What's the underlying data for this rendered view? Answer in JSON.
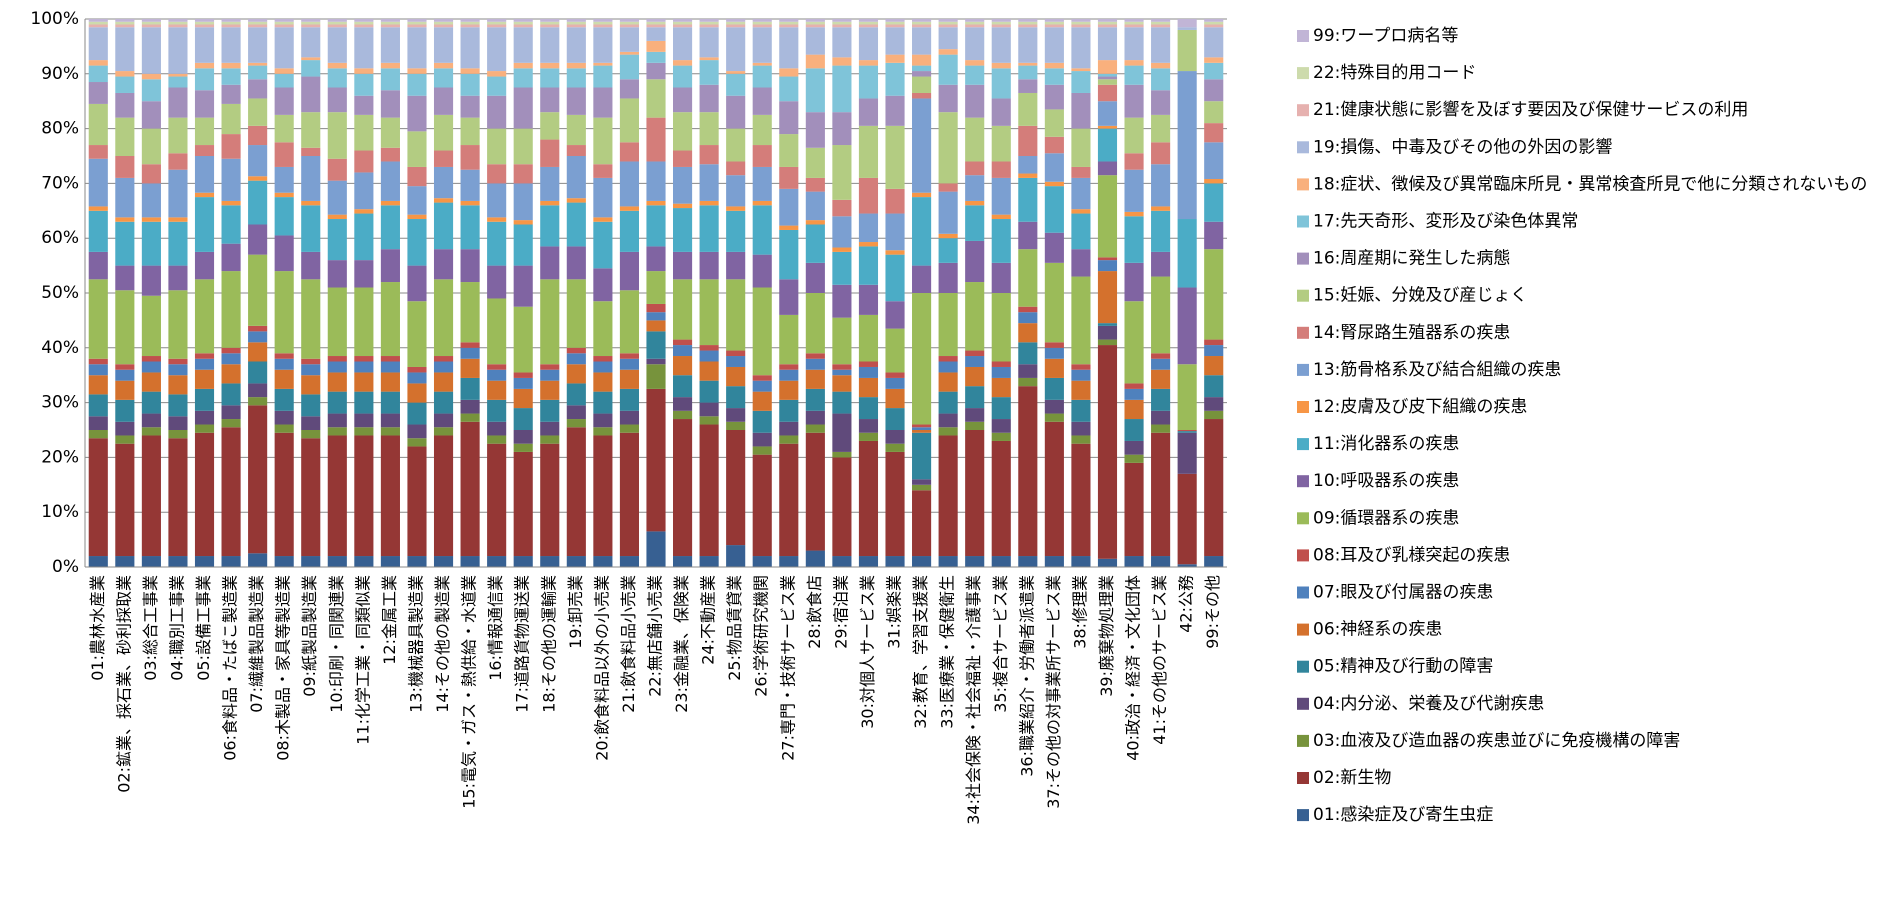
{
  "chart_data": {
    "type": "stacked_bar",
    "categories": [
      "01:農林水産業",
      "02:鉱業、採石業、砂利採取業",
      "03:総合工事業",
      "04:職別工事業",
      "05:設備工事業",
      "06:食料品・たばこ製造業",
      "07:繊維製品製造業",
      "08:木製品・家具等製造業",
      "09:紙製品製造業",
      "10:印刷・同関連業",
      "11:化学工業・同類似業",
      "12:金属工業",
      "13:機械器具製造業",
      "14:その他の製造業",
      "15:電気・ガス・熱供給・水道業",
      "16:情報通信業",
      "17:道路貨物運送業",
      "18:その他の運輸業",
      "19:卸売業",
      "20:飲食料品以外の小売業",
      "21:飲食料品小売業",
      "22:無店舗小売業",
      "23:金融業、保険業",
      "24:不動産業",
      "25:物品賃貸業",
      "26:学術研究機関",
      "27:専門・技術サービス業",
      "28:飲食店",
      "29:宿泊業",
      "30:対個人サービス業",
      "31:娯楽業",
      "32:教育、学習支援業",
      "33:医療業・保健衛生",
      "34:社会保険・社会福祉・介護事業",
      "35:複合サービス業",
      "36:職業紹介・労働者派遣業",
      "37:その他の対事業所サービス業",
      "38:修理業",
      "39:廃棄物処理業",
      "40:政治・経済・文化団体",
      "41:その他のサービス業",
      "42:公務",
      "99:その他"
    ],
    "ylim": [
      0,
      100
    ],
    "yticks": [
      {
        "value": 0,
        "label": "0%"
      },
      {
        "value": 10,
        "label": "10%"
      },
      {
        "value": 20,
        "label": "20%"
      },
      {
        "value": 30,
        "label": "30%"
      },
      {
        "value": 40,
        "label": "40%"
      },
      {
        "value": 50,
        "label": "50%"
      },
      {
        "value": 60,
        "label": "60%"
      },
      {
        "value": 70,
        "label": "70%"
      },
      {
        "value": 80,
        "label": "80%"
      },
      {
        "value": 90,
        "label": "90%"
      },
      {
        "value": 100,
        "label": "100%"
      }
    ],
    "grid": true,
    "legend": "right",
    "series": [
      {
        "name": "01:感染症及び寄生虫症",
        "color": "#376092",
        "values": [
          2,
          2,
          2,
          2,
          2,
          2,
          2.5,
          2,
          2,
          2,
          2,
          2,
          2,
          2,
          2,
          2,
          2,
          2,
          2,
          2,
          2,
          6.5,
          2,
          2,
          4,
          2,
          2,
          3,
          2,
          2,
          2,
          2,
          2,
          2,
          2,
          2,
          2,
          2,
          1.5,
          2,
          2,
          0.5,
          2
        ]
      },
      {
        "name": "02:新生物",
        "color": "#953735",
        "values": [
          21.5,
          20.5,
          22,
          21.5,
          22.5,
          23.5,
          27,
          22.5,
          21.5,
          22,
          22,
          22,
          20,
          22,
          24.5,
          20.5,
          19,
          20.5,
          23.5,
          22,
          22.5,
          26,
          25,
          24,
          21,
          18.5,
          20.5,
          21.5,
          18,
          21,
          19,
          12,
          22,
          23,
          21,
          31,
          24.5,
          20.5,
          39,
          17,
          22.5,
          16.5,
          25
        ]
      },
      {
        "name": "03:血液及び造血器の疾患並びに免疫機構の障害",
        "color": "#77933c",
        "values": [
          1.5,
          1.5,
          1.5,
          1.5,
          1.5,
          1.5,
          1.5,
          1.5,
          1.5,
          1.5,
          1.5,
          1.5,
          1.5,
          1.5,
          1.5,
          1.5,
          1.5,
          1.5,
          1.5,
          1.5,
          1.5,
          4.5,
          1.5,
          1.5,
          1.5,
          1.5,
          1.5,
          1.5,
          1,
          1.5,
          1.5,
          1,
          1.5,
          1.5,
          1.5,
          1.5,
          1.5,
          1.5,
          1,
          1.5,
          1.5,
          0,
          1.5
        ]
      },
      {
        "name": "04:内分泌、栄養及び代謝疾患",
        "color": "#604a7b",
        "values": [
          2.5,
          2.5,
          2.5,
          2.5,
          2.5,
          2.5,
          2.5,
          2.5,
          2.5,
          2.5,
          2.5,
          2.5,
          2.5,
          2.5,
          2.5,
          2.5,
          2.5,
          2.5,
          2.5,
          2.5,
          2.5,
          1,
          2.5,
          2.5,
          2.5,
          2.5,
          2.5,
          2.5,
          7,
          2.5,
          2.5,
          1,
          2.5,
          2.5,
          2.5,
          2.5,
          2.5,
          2.5,
          2.5,
          2.5,
          2.5,
          7.5,
          2.5
        ]
      },
      {
        "name": "05:精神及び行動の障害",
        "color": "#31859c",
        "values": [
          4,
          4,
          4,
          4,
          4,
          4,
          4,
          4,
          4,
          4,
          4,
          4,
          4,
          4,
          4,
          4,
          4,
          4,
          4,
          4,
          4,
          5,
          4,
          4,
          4,
          4,
          4,
          4,
          4,
          4,
          4,
          8.5,
          4,
          4,
          4,
          4,
          4,
          4,
          0.5,
          4,
          4,
          0.3,
          4
        ]
      },
      {
        "name": "06:神経系の疾患",
        "color": "#d4712d",
        "values": [
          3.5,
          3.5,
          3.5,
          3.5,
          3.5,
          3.5,
          3.5,
          3.5,
          3.5,
          3.5,
          3.5,
          3.5,
          3.5,
          3.5,
          3.5,
          3.5,
          3.5,
          3.5,
          3.5,
          3.5,
          3.5,
          2,
          3.5,
          3.5,
          3.5,
          3.5,
          3.5,
          3.5,
          3,
          3.5,
          3.5,
          0.5,
          3.5,
          3.5,
          3.5,
          3.5,
          3.5,
          3.5,
          9.5,
          3.5,
          3.5,
          0,
          3.5
        ]
      },
      {
        "name": "07:眼及び付属器の疾患",
        "color": "#4f81bd",
        "values": [
          2,
          2,
          2,
          2,
          2,
          2,
          2,
          2,
          2,
          2,
          2,
          2,
          2,
          2,
          2,
          2,
          2,
          2,
          2,
          2,
          2,
          1.5,
          2,
          2,
          2,
          2,
          2,
          2,
          1,
          2,
          2,
          0.5,
          2,
          2,
          2,
          2,
          2,
          2,
          2,
          2,
          2,
          0,
          2
        ]
      },
      {
        "name": "08:耳及び乳様突起の疾患",
        "color": "#c0504d",
        "values": [
          1,
          1,
          1,
          1,
          1,
          1,
          1,
          1,
          1,
          1,
          1,
          1,
          1,
          1,
          1,
          1,
          1,
          1,
          1,
          1,
          1,
          1.5,
          1,
          1,
          1,
          1,
          1,
          1,
          1,
          1,
          1,
          0.5,
          1,
          1,
          1,
          1,
          1,
          1,
          0.5,
          1,
          1,
          0.2,
          1
        ]
      },
      {
        "name": "09:循環器系の疾患",
        "color": "#9bbb59",
        "values": [
          14.5,
          13.5,
          11,
          12.5,
          13.5,
          14,
          13,
          15,
          14.5,
          12.5,
          12.5,
          13.5,
          12,
          14,
          11,
          12,
          12,
          15.5,
          12.5,
          10,
          11.5,
          6,
          11,
          12,
          13,
          16,
          9,
          11,
          8.5,
          8.5,
          8,
          24,
          11.5,
          12.5,
          12.5,
          10.5,
          14.5,
          16,
          15,
          15,
          14,
          12,
          16.5
        ]
      },
      {
        "name": "10:呼吸器系の疾患",
        "color": "#8064a2",
        "values": [
          5,
          4.5,
          5.5,
          4.5,
          5,
          5,
          5.5,
          6.5,
          5,
          5,
          5,
          6,
          6.5,
          5.5,
          6,
          6,
          7.5,
          6,
          6,
          6,
          7,
          4.5,
          5,
          5,
          5,
          6,
          6.5,
          5.5,
          6,
          5.5,
          5,
          5,
          5.5,
          7.5,
          5.5,
          5,
          5.5,
          5,
          2.5,
          7,
          4.5,
          14,
          5
        ]
      },
      {
        "name": "11:消化器系の疾患",
        "color": "#4bacc6",
        "values": [
          7.5,
          8,
          8,
          8,
          10,
          7,
          8,
          7,
          8.5,
          7.5,
          8.5,
          8,
          8.5,
          8.5,
          8,
          8,
          7.5,
          7.5,
          8,
          8.5,
          7.5,
          7.5,
          8,
          8.5,
          7.5,
          9,
          9,
          7,
          6,
          7,
          8.5,
          12.5,
          4.5,
          6.5,
          8,
          8,
          8.5,
          6.5,
          6,
          8.5,
          7.5,
          12.5,
          7
        ]
      },
      {
        "name": "12:皮膚及び皮下組織の疾患",
        "color": "#f79646",
        "values": [
          0.8,
          0.8,
          0.8,
          0.8,
          0.8,
          0.8,
          0.8,
          0.8,
          0.8,
          0.8,
          0.8,
          0.8,
          0.8,
          0.8,
          0.8,
          0.8,
          0.8,
          0.8,
          0.8,
          0.8,
          0.8,
          0.8,
          0.8,
          0.8,
          0.8,
          0.8,
          0.8,
          0.8,
          0.8,
          0.8,
          0.8,
          0.8,
          0.8,
          0.8,
          0.8,
          0.8,
          0.8,
          0.8,
          0.5,
          0.8,
          0.8,
          0,
          0.8
        ]
      },
      {
        "name": "13:筋骨格系及び結合組織の疾患",
        "color": "#7b9fd1",
        "values": [
          8.7,
          7.2,
          6.2,
          8.7,
          6.7,
          7.7,
          5.7,
          4.7,
          8.2,
          6.2,
          6.7,
          7.2,
          5.2,
          5.7,
          5.7,
          6.2,
          6.7,
          6.2,
          7.7,
          7.2,
          8.2,
          7.2,
          6.7,
          6.7,
          5.7,
          6.2,
          6.7,
          5.2,
          5.7,
          5.2,
          6.7,
          17.2,
          7.7,
          4.7,
          6.7,
          3.2,
          5.2,
          5.7,
          4.5,
          7.7,
          7.7,
          27,
          6.7
        ]
      },
      {
        "name": "14:腎尿路生殖器系の疾患",
        "color": "#d47d7a",
        "values": [
          2.5,
          4,
          3.5,
          3,
          2,
          4.5,
          3.5,
          4.5,
          1.5,
          4,
          4,
          2.5,
          3.5,
          3,
          4.5,
          3.5,
          3.5,
          5,
          2,
          2.5,
          3.5,
          8,
          3,
          3.5,
          2.5,
          4,
          4,
          2.5,
          3,
          6.5,
          4.5,
          1,
          1.5,
          2.5,
          3,
          5.5,
          3,
          2,
          3,
          3,
          4,
          0,
          3.5
        ]
      },
      {
        "name": "15:妊娠、分娩及び産じょく",
        "color": "#b3cc82",
        "values": [
          7.5,
          7,
          6.5,
          6.5,
          5,
          5.5,
          5,
          5,
          6.5,
          8.5,
          6.5,
          5.5,
          6.5,
          6.5,
          5,
          6.5,
          6.5,
          5,
          5.5,
          8.5,
          8,
          7,
          7,
          6,
          6,
          5.5,
          6,
          5.5,
          10,
          9.5,
          11.5,
          3,
          13,
          8,
          6.5,
          6,
          5,
          7,
          1,
          6.5,
          5,
          7.5,
          4
        ]
      },
      {
        "name": "16:周産期に発生した病態",
        "color": "#a28fbb",
        "values": [
          4,
          4.5,
          5,
          5.5,
          5,
          3.5,
          3.5,
          5,
          6.5,
          4.5,
          3.5,
          5,
          6.5,
          5,
          4,
          6,
          7.5,
          4.5,
          5,
          5.5,
          3.5,
          3,
          4.5,
          5,
          6,
          5,
          6,
          6.5,
          6,
          5,
          5.5,
          1,
          5,
          6,
          5,
          2.5,
          4.5,
          6.5,
          0.5,
          6,
          4.5,
          0,
          4
        ]
      },
      {
        "name": "17:先天奇形、変形及び染色体異常",
        "color": "#7fc4d9",
        "values": [
          3,
          3,
          4,
          2,
          4,
          3,
          2.5,
          2.5,
          3,
          3.5,
          4,
          4,
          4,
          3.5,
          4,
          3.5,
          3.5,
          3.5,
          3.5,
          4,
          4.5,
          2,
          4,
          4.5,
          4,
          4,
          4.5,
          8,
          8.5,
          6,
          6,
          1,
          5.5,
          3.5,
          5.5,
          2.5,
          3,
          4,
          0.5,
          3.5,
          4,
          0,
          3
        ]
      },
      {
        "name": "18:症状、徴候及び異常臨床所見・異常検査所見で他に分類されないもの",
        "color": "#f9b07d",
        "values": [
          1,
          1,
          1,
          0.5,
          1,
          1,
          0.5,
          1,
          0.5,
          1,
          1,
          1,
          1,
          1,
          1,
          1,
          1,
          1,
          1,
          0.5,
          0.5,
          2,
          1,
          0.5,
          0.5,
          0.5,
          1.5,
          2.5,
          1.5,
          1,
          1.5,
          2,
          1,
          1,
          1,
          0.5,
          1,
          0.5,
          2.5,
          1,
          1,
          0,
          1
        ]
      },
      {
        "name": "19:損傷、中毒及びその他の外因の影響",
        "color": "#a9b9dc",
        "values": [
          6,
          8,
          8.5,
          8.5,
          6.5,
          6.5,
          6.5,
          7.5,
          5.5,
          6.5,
          7.5,
          6.5,
          7.5,
          6.5,
          7.5,
          8,
          6.5,
          6.5,
          6.5,
          6.5,
          4.5,
          2.5,
          6,
          5.5,
          8,
          6.5,
          7.5,
          5,
          5.5,
          6,
          5,
          5,
          4,
          6,
          6.5,
          6.5,
          6.5,
          7.5,
          6,
          6,
          6.5,
          0.5,
          5.5
        ]
      },
      {
        "name": "21:健康状態に影響を及ぼす要因及び保健サービスの利用",
        "color": "#e6b1af",
        "values": [
          0.5,
          0.5,
          0.5,
          0.5,
          0.5,
          0.5,
          0.5,
          0.5,
          0.5,
          0.5,
          0.5,
          0.5,
          0.5,
          0.5,
          0.5,
          0.5,
          0.5,
          0.5,
          0.5,
          0.5,
          0.5,
          0.5,
          0.5,
          0.5,
          0.5,
          0.5,
          0.5,
          0.5,
          0.5,
          0.5,
          0.5,
          0.5,
          0.5,
          0.5,
          0.5,
          0.5,
          0.5,
          0.5,
          0.5,
          0.5,
          0.5,
          0,
          0.5
        ]
      },
      {
        "name": "22:特殊目的用コード",
        "color": "#cddbac",
        "values": [
          0.5,
          0.5,
          0.5,
          0.5,
          0.5,
          0.5,
          0.5,
          0.5,
          0.5,
          0.5,
          0.5,
          0.5,
          0.5,
          0.5,
          0.5,
          0.5,
          0.5,
          0.5,
          0.5,
          0.5,
          0.5,
          0.5,
          0.5,
          0.5,
          0.5,
          0.5,
          0.5,
          0.5,
          0.5,
          0.5,
          0.5,
          0.5,
          0.5,
          0.5,
          0.5,
          0.5,
          0.5,
          0.5,
          0.5,
          0.5,
          0.5,
          0,
          0.5
        ]
      },
      {
        "name": "99:ワープロ病名等",
        "color": "#c1b5d6",
        "values": [
          0.5,
          0.5,
          0.5,
          0.5,
          0.5,
          0.5,
          0.5,
          0.5,
          0.5,
          0.5,
          0.5,
          0.5,
          0.5,
          0.5,
          0.5,
          0.5,
          0.5,
          0.5,
          0.5,
          0.5,
          0.5,
          0.5,
          0.5,
          0.5,
          0.5,
          0.5,
          0.5,
          0.5,
          0.5,
          0.5,
          0.5,
          0.5,
          0.5,
          0.5,
          0.5,
          0.5,
          0.5,
          0.5,
          0.5,
          0.5,
          0.5,
          1.5,
          0.5
        ]
      }
    ]
  }
}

WHAT TO WORK ON -> State the number of lines above that hold the string "label", with nothing added.

RESPONSE -> 11